→ PROBLEM TO SOLVE
Your task is to copy every line of this material exactly.

[Source records]
+++
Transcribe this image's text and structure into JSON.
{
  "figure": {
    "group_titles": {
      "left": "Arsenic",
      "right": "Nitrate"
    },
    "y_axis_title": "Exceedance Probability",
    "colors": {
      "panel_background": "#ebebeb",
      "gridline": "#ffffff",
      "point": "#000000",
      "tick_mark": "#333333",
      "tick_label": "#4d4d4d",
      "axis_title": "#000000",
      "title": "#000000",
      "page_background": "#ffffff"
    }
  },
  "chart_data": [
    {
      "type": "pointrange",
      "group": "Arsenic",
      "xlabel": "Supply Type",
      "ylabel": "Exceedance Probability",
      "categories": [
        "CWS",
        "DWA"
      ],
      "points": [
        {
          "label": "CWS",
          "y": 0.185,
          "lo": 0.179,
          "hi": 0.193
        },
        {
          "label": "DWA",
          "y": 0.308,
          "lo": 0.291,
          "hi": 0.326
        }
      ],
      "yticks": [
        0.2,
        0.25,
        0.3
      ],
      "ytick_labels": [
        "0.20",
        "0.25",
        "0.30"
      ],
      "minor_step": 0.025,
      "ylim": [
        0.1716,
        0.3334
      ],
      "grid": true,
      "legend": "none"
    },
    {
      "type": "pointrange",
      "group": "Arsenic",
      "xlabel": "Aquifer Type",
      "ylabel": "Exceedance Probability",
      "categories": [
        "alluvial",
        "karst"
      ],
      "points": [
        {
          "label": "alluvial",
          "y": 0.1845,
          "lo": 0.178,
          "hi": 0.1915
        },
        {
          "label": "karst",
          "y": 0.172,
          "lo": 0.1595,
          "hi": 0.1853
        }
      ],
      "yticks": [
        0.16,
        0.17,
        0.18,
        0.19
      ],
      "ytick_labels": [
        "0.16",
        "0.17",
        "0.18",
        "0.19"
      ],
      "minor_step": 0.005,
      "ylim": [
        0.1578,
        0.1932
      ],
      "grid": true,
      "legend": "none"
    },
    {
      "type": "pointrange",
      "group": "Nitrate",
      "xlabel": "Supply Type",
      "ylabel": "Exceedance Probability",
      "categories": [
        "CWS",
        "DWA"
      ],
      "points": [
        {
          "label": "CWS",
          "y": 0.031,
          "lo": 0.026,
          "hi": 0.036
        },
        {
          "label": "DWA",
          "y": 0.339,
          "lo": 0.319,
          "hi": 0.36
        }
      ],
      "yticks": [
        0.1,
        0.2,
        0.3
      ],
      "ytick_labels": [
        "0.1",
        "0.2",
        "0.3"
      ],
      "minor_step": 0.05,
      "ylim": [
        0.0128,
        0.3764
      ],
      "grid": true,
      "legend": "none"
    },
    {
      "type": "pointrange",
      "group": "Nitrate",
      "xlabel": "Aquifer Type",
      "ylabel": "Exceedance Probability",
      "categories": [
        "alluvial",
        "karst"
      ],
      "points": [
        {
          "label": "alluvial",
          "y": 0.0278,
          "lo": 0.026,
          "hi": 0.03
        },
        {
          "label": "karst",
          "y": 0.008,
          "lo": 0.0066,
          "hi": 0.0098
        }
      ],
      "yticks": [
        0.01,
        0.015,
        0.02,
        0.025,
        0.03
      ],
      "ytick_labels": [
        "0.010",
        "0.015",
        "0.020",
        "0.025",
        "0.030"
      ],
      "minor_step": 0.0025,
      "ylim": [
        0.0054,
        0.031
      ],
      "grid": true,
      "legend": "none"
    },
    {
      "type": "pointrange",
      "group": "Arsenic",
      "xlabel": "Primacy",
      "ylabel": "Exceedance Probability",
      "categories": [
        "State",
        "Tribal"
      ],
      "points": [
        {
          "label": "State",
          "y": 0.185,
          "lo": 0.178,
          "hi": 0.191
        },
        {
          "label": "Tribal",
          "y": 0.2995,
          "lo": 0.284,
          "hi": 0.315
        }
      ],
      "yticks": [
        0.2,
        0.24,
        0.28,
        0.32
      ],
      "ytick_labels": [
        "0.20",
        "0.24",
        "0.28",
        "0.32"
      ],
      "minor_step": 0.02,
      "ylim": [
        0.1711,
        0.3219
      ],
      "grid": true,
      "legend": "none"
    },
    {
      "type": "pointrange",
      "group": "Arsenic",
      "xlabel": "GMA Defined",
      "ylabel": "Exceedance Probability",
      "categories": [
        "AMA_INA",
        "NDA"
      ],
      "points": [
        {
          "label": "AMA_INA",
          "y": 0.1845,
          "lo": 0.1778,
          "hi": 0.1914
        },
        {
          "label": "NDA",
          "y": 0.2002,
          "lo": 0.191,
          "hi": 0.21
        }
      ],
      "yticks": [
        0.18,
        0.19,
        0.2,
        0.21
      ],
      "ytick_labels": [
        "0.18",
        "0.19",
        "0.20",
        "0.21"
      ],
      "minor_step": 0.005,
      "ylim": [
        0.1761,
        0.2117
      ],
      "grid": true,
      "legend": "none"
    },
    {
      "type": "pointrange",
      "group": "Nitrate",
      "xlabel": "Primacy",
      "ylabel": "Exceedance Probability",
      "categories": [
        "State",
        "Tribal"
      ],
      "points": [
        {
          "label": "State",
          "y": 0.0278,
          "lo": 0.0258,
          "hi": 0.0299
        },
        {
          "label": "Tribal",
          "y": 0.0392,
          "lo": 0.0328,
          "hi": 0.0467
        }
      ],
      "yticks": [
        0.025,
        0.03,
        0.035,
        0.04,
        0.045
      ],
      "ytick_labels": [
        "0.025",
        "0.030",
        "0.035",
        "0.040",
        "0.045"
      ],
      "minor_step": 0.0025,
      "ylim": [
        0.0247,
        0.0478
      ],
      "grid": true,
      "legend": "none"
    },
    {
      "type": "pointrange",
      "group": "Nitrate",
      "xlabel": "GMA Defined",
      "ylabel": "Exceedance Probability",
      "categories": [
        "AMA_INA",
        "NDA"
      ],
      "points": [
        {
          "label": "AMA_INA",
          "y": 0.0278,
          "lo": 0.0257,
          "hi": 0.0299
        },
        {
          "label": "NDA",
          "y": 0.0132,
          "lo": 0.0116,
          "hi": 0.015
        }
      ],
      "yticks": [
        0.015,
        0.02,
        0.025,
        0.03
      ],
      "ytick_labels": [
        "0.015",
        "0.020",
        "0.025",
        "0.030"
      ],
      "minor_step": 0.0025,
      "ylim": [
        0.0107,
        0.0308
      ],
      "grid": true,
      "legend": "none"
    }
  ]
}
+++
→ ANSWER IN FULL
Transcribe this image's text and structure into JSON.
{
  "figure": {
    "group_titles": {
      "left": "Arsenic",
      "right": "Nitrate"
    },
    "y_axis_title": "Exceedance Probability",
    "colors": {
      "panel_background": "#ebebeb",
      "gridline": "#ffffff",
      "point": "#000000",
      "tick_mark": "#333333",
      "tick_label": "#4d4d4d",
      "axis_title": "#000000",
      "title": "#000000",
      "page_background": "#ffffff"
    }
  },
  "chart_data": [
    {
      "type": "pointrange",
      "group": "Arsenic",
      "xlabel": "Supply Type",
      "ylabel": "Exceedance Probability",
      "categories": [
        "CWS",
        "DWA"
      ],
      "points": [
        {
          "label": "CWS",
          "y": 0.185,
          "lo": 0.179,
          "hi": 0.193
        },
        {
          "label": "DWA",
          "y": 0.308,
          "lo": 0.291,
          "hi": 0.326
        }
      ],
      "yticks": [
        0.2,
        0.25,
        0.3
      ],
      "ytick_labels": [
        "0.20",
        "0.25",
        "0.30"
      ],
      "minor_step": 0.025,
      "ylim": [
        0.1716,
        0.3334
      ],
      "grid": true,
      "legend": "none"
    },
    {
      "type": "pointrange",
      "group": "Arsenic",
      "xlabel": "Aquifer Type",
      "ylabel": "Exceedance Probability",
      "categories": [
        "alluvial",
        "karst"
      ],
      "points": [
        {
          "label": "alluvial",
          "y": 0.1845,
          "lo": 0.178,
          "hi": 0.1915
        },
        {
          "label": "karst",
          "y": 0.172,
          "lo": 0.1595,
          "hi": 0.1853
        }
      ],
      "yticks": [
        0.16,
        0.17,
        0.18,
        0.19
      ],
      "ytick_labels": [
        "0.16",
        "0.17",
        "0.18",
        "0.19"
      ],
      "minor_step": 0.005,
      "ylim": [
        0.1578,
        0.1932
      ],
      "grid": true,
      "legend": "none"
    },
    {
      "type": "pointrange",
      "group": "Nitrate",
      "xlabel": "Supply Type",
      "ylabel": "Exceedance Probability",
      "categories": [
        "CWS",
        "DWA"
      ],
      "points": [
        {
          "label": "CWS",
          "y": 0.031,
          "lo": 0.026,
          "hi": 0.036
        },
        {
          "label": "DWA",
          "y": 0.339,
          "lo": 0.319,
          "hi": 0.36
        }
      ],
      "yticks": [
        0.1,
        0.2,
        0.3
      ],
      "ytick_labels": [
        "0.1",
        "0.2",
        "0.3"
      ],
      "minor_step": 0.05,
      "ylim": [
        0.0128,
        0.3764
      ],
      "grid": true,
      "legend": "none"
    },
    {
      "type": "pointrange",
      "group": "Nitrate",
      "xlabel": "Aquifer Type",
      "ylabel": "Exceedance Probability",
      "categories": [
        "alluvial",
        "karst"
      ],
      "points": [
        {
          "label": "alluvial",
          "y": 0.0278,
          "lo": 0.026,
          "hi": 0.03
        },
        {
          "label": "karst",
          "y": 0.008,
          "lo": 0.0066,
          "hi": 0.0098
        }
      ],
      "yticks": [
        0.01,
        0.015,
        0.02,
        0.025,
        0.03
      ],
      "ytick_labels": [
        "0.010",
        "0.015",
        "0.020",
        "0.025",
        "0.030"
      ],
      "minor_step": 0.0025,
      "ylim": [
        0.0054,
        0.031
      ],
      "grid": true,
      "legend": "none"
    },
    {
      "type": "pointrange",
      "group": "Arsenic",
      "xlabel": "Primacy",
      "ylabel": "Exceedance Probability",
      "categories": [
        "State",
        "Tribal"
      ],
      "points": [
        {
          "label": "State",
          "y": 0.185,
          "lo": 0.178,
          "hi": 0.191
        },
        {
          "label": "Tribal",
          "y": 0.2995,
          "lo": 0.284,
          "hi": 0.315
        }
      ],
      "yticks": [
        0.2,
        0.24,
        0.28,
        0.32
      ],
      "ytick_labels": [
        "0.20",
        "0.24",
        "0.28",
        "0.32"
      ],
      "minor_step": 0.02,
      "ylim": [
        0.1711,
        0.3219
      ],
      "grid": true,
      "legend": "none"
    },
    {
      "type": "pointrange",
      "group": "Arsenic",
      "xlabel": "GMA Defined",
      "ylabel": "Exceedance Probability",
      "categories": [
        "AMA_INA",
        "NDA"
      ],
      "points": [
        {
          "label": "AMA_INA",
          "y": 0.1845,
          "lo": 0.1778,
          "hi": 0.1914
        },
        {
          "label": "NDA",
          "y": 0.2002,
          "lo": 0.191,
          "hi": 0.21
        }
      ],
      "yticks": [
        0.18,
        0.19,
        0.2,
        0.21
      ],
      "ytick_labels": [
        "0.18",
        "0.19",
        "0.20",
        "0.21"
      ],
      "minor_step": 0.005,
      "ylim": [
        0.1761,
        0.2117
      ],
      "grid": true,
      "legend": "none"
    },
    {
      "type": "pointrange",
      "group": "Nitrate",
      "xlabel": "Primacy",
      "ylabel": "Exceedance Probability",
      "categories": [
        "State",
        "Tribal"
      ],
      "points": [
        {
          "label": "State",
          "y": 0.0278,
          "lo": 0.0258,
          "hi": 0.0299
        },
        {
          "label": "Tribal",
          "y": 0.0392,
          "lo": 0.0328,
          "hi": 0.0467
        }
      ],
      "yticks": [
        0.025,
        0.03,
        0.035,
        0.04,
        0.045
      ],
      "ytick_labels": [
        "0.025",
        "0.030",
        "0.035",
        "0.040",
        "0.045"
      ],
      "minor_step": 0.0025,
      "ylim": [
        0.0247,
        0.0478
      ],
      "grid": true,
      "legend": "none"
    },
    {
      "type": "pointrange",
      "group": "Nitrate",
      "xlabel": "GMA Defined",
      "ylabel": "Exceedance Probability",
      "categories": [
        "AMA_INA",
        "NDA"
      ],
      "points": [
        {
          "label": "AMA_INA",
          "y": 0.0278,
          "lo": 0.0257,
          "hi": 0.0299
        },
        {
          "label": "NDA",
          "y": 0.0132,
          "lo": 0.0116,
          "hi": 0.015
        }
      ],
      "yticks": [
        0.015,
        0.02,
        0.025,
        0.03
      ],
      "ytick_labels": [
        "0.015",
        "0.020",
        "0.025",
        "0.030"
      ],
      "minor_step": 0.0025,
      "ylim": [
        0.0107,
        0.0308
      ],
      "grid": true,
      "legend": "none"
    }
  ]
}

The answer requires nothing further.